Stored dataset items:
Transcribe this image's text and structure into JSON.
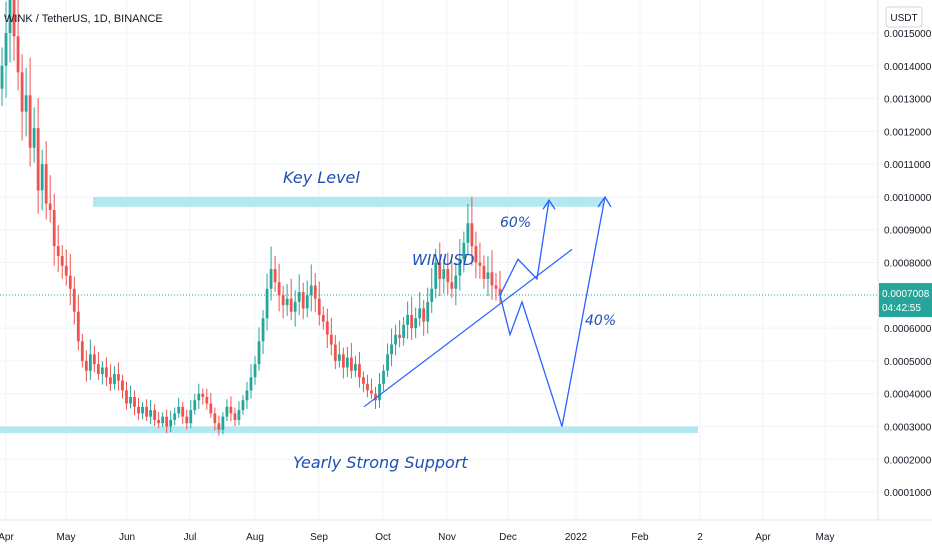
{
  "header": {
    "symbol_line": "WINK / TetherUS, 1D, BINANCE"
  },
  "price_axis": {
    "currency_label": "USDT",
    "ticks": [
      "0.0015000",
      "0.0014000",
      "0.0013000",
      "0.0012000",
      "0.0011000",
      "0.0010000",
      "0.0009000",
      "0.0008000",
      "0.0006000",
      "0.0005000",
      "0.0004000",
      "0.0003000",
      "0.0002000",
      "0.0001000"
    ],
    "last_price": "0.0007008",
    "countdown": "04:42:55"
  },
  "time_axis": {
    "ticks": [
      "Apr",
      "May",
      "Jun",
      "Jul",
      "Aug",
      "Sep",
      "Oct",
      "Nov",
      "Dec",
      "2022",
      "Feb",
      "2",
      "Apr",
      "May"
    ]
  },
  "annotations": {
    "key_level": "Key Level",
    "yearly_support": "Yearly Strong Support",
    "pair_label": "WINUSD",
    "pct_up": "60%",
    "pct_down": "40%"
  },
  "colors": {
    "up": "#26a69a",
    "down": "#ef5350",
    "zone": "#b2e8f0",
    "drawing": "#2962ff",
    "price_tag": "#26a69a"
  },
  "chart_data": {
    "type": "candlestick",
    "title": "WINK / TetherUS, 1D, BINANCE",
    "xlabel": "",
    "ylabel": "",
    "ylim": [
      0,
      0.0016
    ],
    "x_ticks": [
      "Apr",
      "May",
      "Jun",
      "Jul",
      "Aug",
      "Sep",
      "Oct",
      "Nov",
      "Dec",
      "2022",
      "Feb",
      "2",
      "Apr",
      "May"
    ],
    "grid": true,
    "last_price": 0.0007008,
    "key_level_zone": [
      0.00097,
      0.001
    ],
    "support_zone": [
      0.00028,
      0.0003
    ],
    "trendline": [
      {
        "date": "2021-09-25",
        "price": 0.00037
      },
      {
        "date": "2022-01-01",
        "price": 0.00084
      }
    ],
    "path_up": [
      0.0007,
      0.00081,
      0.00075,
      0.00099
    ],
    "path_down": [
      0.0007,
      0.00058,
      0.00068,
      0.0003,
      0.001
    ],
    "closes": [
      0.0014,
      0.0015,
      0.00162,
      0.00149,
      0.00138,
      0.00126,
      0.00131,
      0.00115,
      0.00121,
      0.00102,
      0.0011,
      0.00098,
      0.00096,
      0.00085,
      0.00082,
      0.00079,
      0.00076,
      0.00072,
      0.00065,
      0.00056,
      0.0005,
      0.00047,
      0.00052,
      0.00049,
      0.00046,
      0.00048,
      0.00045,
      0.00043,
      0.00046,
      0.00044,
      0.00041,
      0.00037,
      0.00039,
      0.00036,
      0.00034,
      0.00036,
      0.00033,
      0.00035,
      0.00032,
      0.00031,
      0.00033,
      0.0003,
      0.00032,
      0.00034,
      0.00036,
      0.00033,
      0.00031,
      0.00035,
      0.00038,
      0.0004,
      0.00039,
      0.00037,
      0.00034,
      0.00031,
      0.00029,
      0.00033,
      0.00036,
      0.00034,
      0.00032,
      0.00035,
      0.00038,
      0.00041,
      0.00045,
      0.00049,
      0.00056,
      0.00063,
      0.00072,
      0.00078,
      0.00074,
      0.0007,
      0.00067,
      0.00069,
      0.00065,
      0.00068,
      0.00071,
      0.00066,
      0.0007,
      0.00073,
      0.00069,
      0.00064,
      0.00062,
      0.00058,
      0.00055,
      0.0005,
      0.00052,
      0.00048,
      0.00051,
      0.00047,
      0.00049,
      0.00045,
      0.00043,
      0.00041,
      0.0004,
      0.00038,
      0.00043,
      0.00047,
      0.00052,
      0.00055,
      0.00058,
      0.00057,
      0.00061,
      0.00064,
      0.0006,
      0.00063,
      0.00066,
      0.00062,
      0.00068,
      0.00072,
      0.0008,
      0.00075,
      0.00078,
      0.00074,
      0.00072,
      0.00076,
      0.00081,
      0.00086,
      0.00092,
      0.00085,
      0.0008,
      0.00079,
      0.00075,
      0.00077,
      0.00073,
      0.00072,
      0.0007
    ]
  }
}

### Required task
What is the number of lines in the data holding the word "BINANCE"? Reply with that number only.

### Solved problem
2